Give every line from the entries that contains "title".

* start *

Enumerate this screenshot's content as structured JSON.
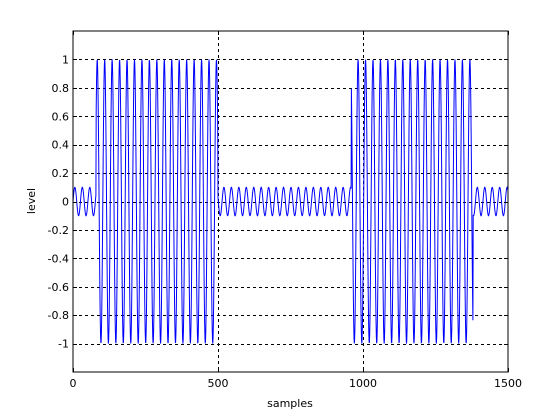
{
  "chart_data": {
    "type": "line",
    "title": "",
    "xlabel": "samples",
    "ylabel": "level",
    "xlim": [
      0,
      1500
    ],
    "ylim": [
      -1.2,
      1.2
    ],
    "xticks": [
      0,
      500,
      1000,
      1500
    ],
    "yticks": [
      -1,
      -0.8,
      -0.6,
      -0.4,
      -0.2,
      0,
      0.2,
      0.4,
      0.6,
      0.8,
      1
    ],
    "xtick_labels": [
      "0",
      "500",
      "1000",
      "1500"
    ],
    "ytick_labels": [
      "-1",
      "-0.8",
      "-0.6",
      "-0.4",
      "-0.2",
      "0",
      "0.2",
      "0.4",
      "0.6",
      "0.8",
      "1"
    ],
    "grid": {
      "x": true,
      "y": true,
      "style": "dashed"
    },
    "series": [
      {
        "color": "#0000ff",
        "sample_count": 1500,
        "period_samples": 25.7,
        "segments": [
          {
            "start": 0,
            "end": 80,
            "amplitude": 0.1
          },
          {
            "start": 80,
            "end": 500,
            "amplitude": 1.0
          },
          {
            "start": 500,
            "end": 960,
            "amplitude": 0.1
          },
          {
            "start": 960,
            "end": 1380,
            "amplitude": 1.0
          },
          {
            "start": 1380,
            "end": 1500,
            "amplitude": 0.1
          }
        ]
      }
    ]
  }
}
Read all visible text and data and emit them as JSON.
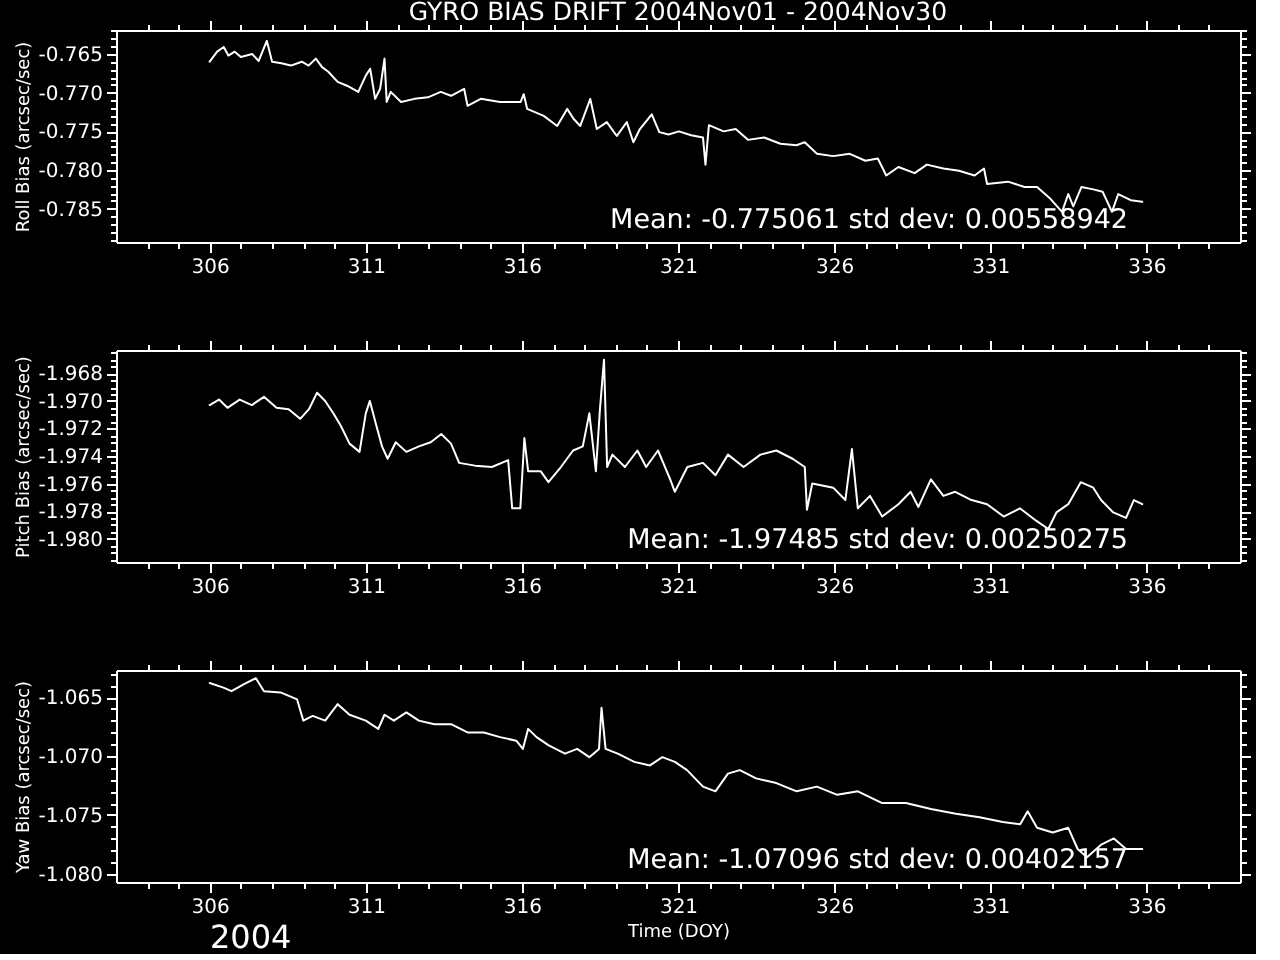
{
  "chart_data": [
    {
      "type": "line",
      "title": "GYRO BIAS DRIFT 2004Nov01 - 2004Nov30",
      "ylabel": "Roll Bias (arcsec/sec)",
      "x": [
        306.0,
        306.24,
        306.45,
        306.6,
        306.8,
        307.0,
        307.36,
        307.57,
        307.83,
        308.0,
        308.3,
        308.6,
        308.95,
        309.17,
        309.4,
        309.6,
        309.8,
        310.1,
        310.4,
        310.76,
        311.0,
        311.14,
        311.3,
        311.46,
        311.6,
        311.67,
        311.8,
        312.13,
        312.56,
        312.99,
        313.4,
        313.73,
        314.15,
        314.26,
        314.68,
        315.3,
        315.96,
        316.06,
        316.17,
        316.7,
        317.13,
        317.45,
        317.66,
        317.87,
        318.19,
        318.4,
        318.72,
        319.04,
        319.36,
        319.57,
        319.78,
        320.16,
        320.4,
        320.7,
        321.03,
        321.42,
        321.8,
        321.88,
        321.99,
        322.46,
        322.85,
        323.24,
        323.76,
        324.28,
        324.8,
        325.06,
        325.45,
        325.97,
        326.5,
        327.0,
        327.4,
        327.67,
        328.06,
        328.58,
        328.97,
        329.5,
        330.0,
        330.5,
        330.8,
        330.9,
        331.57,
        332.1,
        332.5,
        332.9,
        333.3,
        333.5,
        333.66,
        333.92,
        334.3,
        334.6,
        334.9,
        335.1,
        335.5,
        335.87
      ],
      "series": [
        {
          "color": "#ffffff",
          "values": [
            -0.766,
            -0.7647,
            -0.7641,
            -0.7652,
            -0.7647,
            -0.7654,
            -0.765,
            -0.7659,
            -0.7633,
            -0.766,
            -0.7662,
            -0.7665,
            -0.766,
            -0.7665,
            -0.7656,
            -0.7667,
            -0.7673,
            -0.7686,
            -0.7691,
            -0.7699,
            -0.7678,
            -0.7669,
            -0.7708,
            -0.7695,
            -0.7656,
            -0.7712,
            -0.7699,
            -0.7712,
            -0.7708,
            -0.7706,
            -0.7699,
            -0.7704,
            -0.7695,
            -0.7717,
            -0.7708,
            -0.7712,
            -0.7712,
            -0.7702,
            -0.7721,
            -0.773,
            -0.7743,
            -0.7721,
            -0.7734,
            -0.7743,
            -0.7708,
            -0.7747,
            -0.7738,
            -0.7756,
            -0.7738,
            -0.7764,
            -0.7747,
            -0.7728,
            -0.7751,
            -0.7754,
            -0.775,
            -0.7755,
            -0.7758,
            -0.7793,
            -0.7742,
            -0.775,
            -0.7747,
            -0.7761,
            -0.7758,
            -0.7766,
            -0.7768,
            -0.7764,
            -0.7779,
            -0.7782,
            -0.7779,
            -0.7788,
            -0.7785,
            -0.7807,
            -0.7796,
            -0.7804,
            -0.7793,
            -0.7798,
            -0.7801,
            -0.7807,
            -0.7798,
            -0.7818,
            -0.7815,
            -0.7822,
            -0.7822,
            -0.7836,
            -0.7854,
            -0.7831,
            -0.7847,
            -0.7822,
            -0.7825,
            -0.7828,
            -0.7854,
            -0.7831,
            -0.7839,
            -0.7841
          ]
        }
      ],
      "xlim": [
        303,
        339
      ],
      "ylim": [
        -0.7893,
        -0.7619
      ],
      "xticks": [
        {
          "value": 304,
          "label": null
        },
        {
          "value": 305,
          "label": null
        },
        306,
        {
          "value": 307,
          "label": null
        },
        {
          "value": 308,
          "label": null
        },
        {
          "value": 309,
          "label": null
        },
        {
          "value": 310,
          "label": null
        },
        311,
        {
          "value": 312,
          "label": null
        },
        {
          "value": 313,
          "label": null
        },
        {
          "value": 314,
          "label": null
        },
        {
          "value": 315,
          "label": null
        },
        316,
        {
          "value": 317,
          "label": null
        },
        {
          "value": 318,
          "label": null
        },
        {
          "value": 319,
          "label": null
        },
        {
          "value": 320,
          "label": null
        },
        321,
        {
          "value": 322,
          "label": null
        },
        {
          "value": 323,
          "label": null
        },
        {
          "value": 324,
          "label": null
        },
        {
          "value": 325,
          "label": null
        },
        326,
        {
          "value": 327,
          "label": null
        },
        {
          "value": 328,
          "label": null
        },
        {
          "value": 329,
          "label": null
        },
        {
          "value": 330,
          "label": null
        },
        331,
        {
          "value": 332,
          "label": null
        },
        {
          "value": 333,
          "label": null
        },
        {
          "value": 334,
          "label": null
        },
        {
          "value": 335,
          "label": null
        },
        336,
        {
          "value": 337,
          "label": null
        },
        {
          "value": 338,
          "label": null
        }
      ],
      "yticks": [
        {
          "value": -0.789,
          "label": null
        },
        {
          "value": -0.788,
          "label": null
        },
        {
          "value": -0.787,
          "label": null
        },
        {
          "value": -0.786,
          "label": null
        },
        -0.785,
        {
          "value": -0.784,
          "label": null
        },
        {
          "value": -0.783,
          "label": null
        },
        {
          "value": -0.782,
          "label": null
        },
        {
          "value": -0.781,
          "label": null
        },
        {
          "value": -0.78,
          "label": "-0.780"
        },
        {
          "value": -0.779,
          "label": null
        },
        {
          "value": -0.778,
          "label": null
        },
        {
          "value": -0.777,
          "label": null
        },
        {
          "value": -0.776,
          "label": null
        },
        -0.775,
        {
          "value": -0.774,
          "label": null
        },
        {
          "value": -0.773,
          "label": null
        },
        {
          "value": -0.772,
          "label": null
        },
        {
          "value": -0.771,
          "label": null
        },
        {
          "value": -0.77,
          "label": "-0.770"
        },
        {
          "value": -0.769,
          "label": null
        },
        {
          "value": -0.768,
          "label": null
        },
        {
          "value": -0.767,
          "label": null
        },
        {
          "value": -0.766,
          "label": null
        },
        -0.765,
        {
          "value": -0.764,
          "label": null
        },
        {
          "value": -0.763,
          "label": null
        },
        {
          "value": -0.762,
          "label": null
        }
      ],
      "annotations": [
        "Mean: -0.775061 std dev: 0.00558942"
      ]
    },
    {
      "type": "line",
      "ylabel": "Pitch Bias (arcsec/sec)",
      "x": [
        306.0,
        306.3,
        306.57,
        306.96,
        307.35,
        307.74,
        308.14,
        308.53,
        308.9,
        309.18,
        309.44,
        309.7,
        309.96,
        310.2,
        310.48,
        310.8,
        311.0,
        311.13,
        311.34,
        311.52,
        311.7,
        311.96,
        312.3,
        312.7,
        313.08,
        313.42,
        313.73,
        313.99,
        314.5,
        315.04,
        315.56,
        315.69,
        315.95,
        316.08,
        316.2,
        316.6,
        316.85,
        317.25,
        317.64,
        317.95,
        318.16,
        318.37,
        318.5,
        318.63,
        318.73,
        318.9,
        319.3,
        319.7,
        319.98,
        320.36,
        320.75,
        320.9,
        321.3,
        321.8,
        322.2,
        322.6,
        323.1,
        323.64,
        324.15,
        324.67,
        325.06,
        325.13,
        325.3,
        325.97,
        326.36,
        326.57,
        326.76,
        327.15,
        327.54,
        328.06,
        328.45,
        328.7,
        329.1,
        329.5,
        329.88,
        330.4,
        330.9,
        331.43,
        331.95,
        332.47,
        332.86,
        333.12,
        333.5,
        333.9,
        334.3,
        334.55,
        334.94,
        335.35,
        335.6,
        335.87
      ],
      "series": [
        {
          "color": "#ffffff",
          "values": [
            -1.9703,
            -1.9699,
            -1.9705,
            -1.9699,
            -1.9703,
            -1.9697,
            -1.9705,
            -1.9706,
            -1.9713,
            -1.9706,
            -1.9694,
            -1.97,
            -1.9709,
            -1.9718,
            -1.9731,
            -1.9737,
            -1.9709,
            -1.97,
            -1.9718,
            -1.9733,
            -1.9742,
            -1.973,
            -1.9737,
            -1.9733,
            -1.973,
            -1.9724,
            -1.9731,
            -1.9745,
            -1.9747,
            -1.9748,
            -1.9743,
            -1.9778,
            -1.9778,
            -1.9727,
            -1.9751,
            -1.9751,
            -1.9759,
            -1.9748,
            -1.9736,
            -1.9733,
            -1.9709,
            -1.9751,
            -1.9706,
            -1.967,
            -1.9748,
            -1.9739,
            -1.9748,
            -1.9736,
            -1.9748,
            -1.9736,
            -1.9757,
            -1.9766,
            -1.9748,
            -1.9745,
            -1.9754,
            -1.9739,
            -1.9748,
            -1.9739,
            -1.9736,
            -1.9742,
            -1.9748,
            -1.9779,
            -1.976,
            -1.9763,
            -1.9772,
            -1.9735,
            -1.9778,
            -1.9769,
            -1.9784,
            -1.9775,
            -1.9766,
            -1.9777,
            -1.9757,
            -1.9769,
            -1.9766,
            -1.9772,
            -1.9775,
            -1.9784,
            -1.9778,
            -1.9787,
            -1.9793,
            -1.9781,
            -1.9775,
            -1.9759,
            -1.9763,
            -1.9772,
            -1.9781,
            -1.9785,
            -1.9772,
            -1.9775
          ]
        }
      ],
      "xlim": [
        303,
        339
      ],
      "ylim": [
        -1.9817,
        -1.9663
      ],
      "xticks": [
        {
          "value": 304,
          "label": null
        },
        {
          "value": 305,
          "label": null
        },
        306,
        {
          "value": 307,
          "label": null
        },
        {
          "value": 308,
          "label": null
        },
        {
          "value": 309,
          "label": null
        },
        {
          "value": 310,
          "label": null
        },
        311,
        {
          "value": 312,
          "label": null
        },
        {
          "value": 313,
          "label": null
        },
        {
          "value": 314,
          "label": null
        },
        {
          "value": 315,
          "label": null
        },
        316,
        {
          "value": 317,
          "label": null
        },
        {
          "value": 318,
          "label": null
        },
        {
          "value": 319,
          "label": null
        },
        {
          "value": 320,
          "label": null
        },
        321,
        {
          "value": 322,
          "label": null
        },
        {
          "value": 323,
          "label": null
        },
        {
          "value": 324,
          "label": null
        },
        {
          "value": 325,
          "label": null
        },
        326,
        {
          "value": 327,
          "label": null
        },
        {
          "value": 328,
          "label": null
        },
        {
          "value": 329,
          "label": null
        },
        {
          "value": 330,
          "label": null
        },
        331,
        {
          "value": 332,
          "label": null
        },
        {
          "value": 333,
          "label": null
        },
        {
          "value": 334,
          "label": null
        },
        {
          "value": 335,
          "label": null
        },
        336,
        {
          "value": 337,
          "label": null
        },
        {
          "value": 338,
          "label": null
        }
      ],
      "yticks": [
        {
          "value": -1.9815,
          "label": null
        },
        {
          "value": -1.981,
          "label": null
        },
        {
          "value": -1.9805,
          "label": null
        },
        {
          "value": -1.98,
          "label": "-1.980"
        },
        {
          "value": -1.9795,
          "label": null
        },
        {
          "value": -1.979,
          "label": null
        },
        {
          "value": -1.9785,
          "label": null
        },
        -1.978,
        {
          "value": -1.9775,
          "label": null
        },
        {
          "value": -1.977,
          "label": null
        },
        {
          "value": -1.9765,
          "label": null
        },
        -1.976,
        {
          "value": -1.9755,
          "label": null
        },
        {
          "value": -1.975,
          "label": null
        },
        {
          "value": -1.9745,
          "label": null
        },
        -1.974,
        {
          "value": -1.9735,
          "label": null
        },
        {
          "value": -1.973,
          "label": null
        },
        {
          "value": -1.9725,
          "label": null
        },
        -1.972,
        {
          "value": -1.9715,
          "label": null
        },
        {
          "value": -1.971,
          "label": null
        },
        {
          "value": -1.9705,
          "label": null
        },
        {
          "value": -1.97,
          "label": "-1.970"
        },
        {
          "value": -1.9695,
          "label": null
        },
        {
          "value": -1.969,
          "label": null
        },
        {
          "value": -1.9685,
          "label": null
        },
        -1.968,
        {
          "value": -1.9675,
          "label": null
        },
        {
          "value": -1.967,
          "label": null
        },
        {
          "value": -1.9665,
          "label": null
        }
      ],
      "annotations": [
        "Mean: -1.97485 std dev: 0.00250275"
      ]
    },
    {
      "type": "line",
      "xlabel": "Time (DOY)",
      "ylabel": "Yaw Bias (arcsec/sec)",
      "x": [
        306.0,
        306.44,
        306.7,
        307.1,
        307.48,
        307.74,
        308.27,
        308.8,
        309.0,
        309.3,
        309.7,
        310.1,
        310.48,
        311.0,
        311.4,
        311.6,
        311.9,
        312.3,
        312.7,
        313.2,
        313.73,
        314.26,
        314.78,
        315.3,
        315.82,
        316.03,
        316.2,
        316.47,
        316.86,
        317.38,
        317.77,
        318.16,
        318.47,
        318.55,
        318.68,
        319.07,
        319.6,
        320.1,
        320.5,
        320.9,
        321.29,
        321.8,
        322.2,
        322.6,
        322.98,
        323.5,
        324.15,
        324.8,
        325.45,
        326.1,
        326.76,
        327.54,
        328.3,
        329.1,
        329.9,
        330.66,
        331.4,
        331.96,
        332.2,
        332.5,
        333.0,
        333.5,
        333.8,
        334.1,
        334.57,
        334.96,
        335.35,
        335.87
      ],
      "series": [
        {
          "color": "#ffffff",
          "values": [
            -1.0638,
            -1.0642,
            -1.0645,
            -1.0639,
            -1.0634,
            -1.0645,
            -1.0646,
            -1.0652,
            -1.067,
            -1.0666,
            -1.067,
            -1.0656,
            -1.0665,
            -1.067,
            -1.0677,
            -1.0665,
            -1.067,
            -1.0663,
            -1.067,
            -1.0673,
            -1.0673,
            -1.068,
            -1.068,
            -1.0684,
            -1.0687,
            -1.0694,
            -1.0677,
            -1.0684,
            -1.0691,
            -1.0698,
            -1.0694,
            -1.0701,
            -1.0694,
            -1.0659,
            -1.0694,
            -1.0698,
            -1.0705,
            -1.0708,
            -1.0701,
            -1.0705,
            -1.0712,
            -1.0726,
            -1.073,
            -1.0715,
            -1.0712,
            -1.0719,
            -1.0723,
            -1.073,
            -1.0726,
            -1.0733,
            -1.073,
            -1.074,
            -1.074,
            -1.0745,
            -1.0749,
            -1.0752,
            -1.0756,
            -1.0758,
            -1.0747,
            -1.0761,
            -1.0765,
            -1.0761,
            -1.0779,
            -1.0786,
            -1.0775,
            -1.077,
            -1.0779,
            -1.0779
          ]
        }
      ],
      "xlim": [
        303,
        339
      ],
      "ylim": [
        -1.0807,
        -1.0627
      ],
      "xticks": [
        {
          "value": 304,
          "label": null
        },
        {
          "value": 305,
          "label": null
        },
        306,
        {
          "value": 307,
          "label": null
        },
        {
          "value": 308,
          "label": null
        },
        {
          "value": 309,
          "label": null
        },
        {
          "value": 310,
          "label": null
        },
        311,
        {
          "value": 312,
          "label": null
        },
        {
          "value": 313,
          "label": null
        },
        {
          "value": 314,
          "label": null
        },
        {
          "value": 315,
          "label": null
        },
        316,
        {
          "value": 317,
          "label": null
        },
        {
          "value": 318,
          "label": null
        },
        {
          "value": 319,
          "label": null
        },
        {
          "value": 320,
          "label": null
        },
        321,
        {
          "value": 322,
          "label": null
        },
        {
          "value": 323,
          "label": null
        },
        {
          "value": 324,
          "label": null
        },
        {
          "value": 325,
          "label": null
        },
        326,
        {
          "value": 327,
          "label": null
        },
        {
          "value": 328,
          "label": null
        },
        {
          "value": 329,
          "label": null
        },
        {
          "value": 330,
          "label": null
        },
        331,
        {
          "value": 332,
          "label": null
        },
        {
          "value": 333,
          "label": null
        },
        {
          "value": 334,
          "label": null
        },
        {
          "value": 335,
          "label": null
        },
        336,
        {
          "value": 337,
          "label": null
        },
        {
          "value": 338,
          "label": null
        }
      ],
      "yticks": [
        {
          "value": -1.08,
          "label": "-1.080"
        },
        {
          "value": -1.079,
          "label": null
        },
        {
          "value": -1.078,
          "label": null
        },
        {
          "value": -1.077,
          "label": null
        },
        {
          "value": -1.076,
          "label": null
        },
        -1.075,
        {
          "value": -1.074,
          "label": null
        },
        {
          "value": -1.073,
          "label": null
        },
        {
          "value": -1.072,
          "label": null
        },
        {
          "value": -1.071,
          "label": null
        },
        {
          "value": -1.07,
          "label": "-1.070"
        },
        {
          "value": -1.069,
          "label": null
        },
        {
          "value": -1.068,
          "label": null
        },
        {
          "value": -1.067,
          "label": null
        },
        {
          "value": -1.066,
          "label": null
        },
        -1.065,
        {
          "value": -1.064,
          "label": null
        },
        {
          "value": -1.063,
          "label": null
        }
      ],
      "annotations": [
        "Mean: -1.07096 std dev: 0.00402157",
        "2004"
      ]
    }
  ]
}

* end *

◆ Exercise output ◆
    "title": "",
      "title": "GYRO BIAS DRIFT 2004Nov01 - 2004Nov30",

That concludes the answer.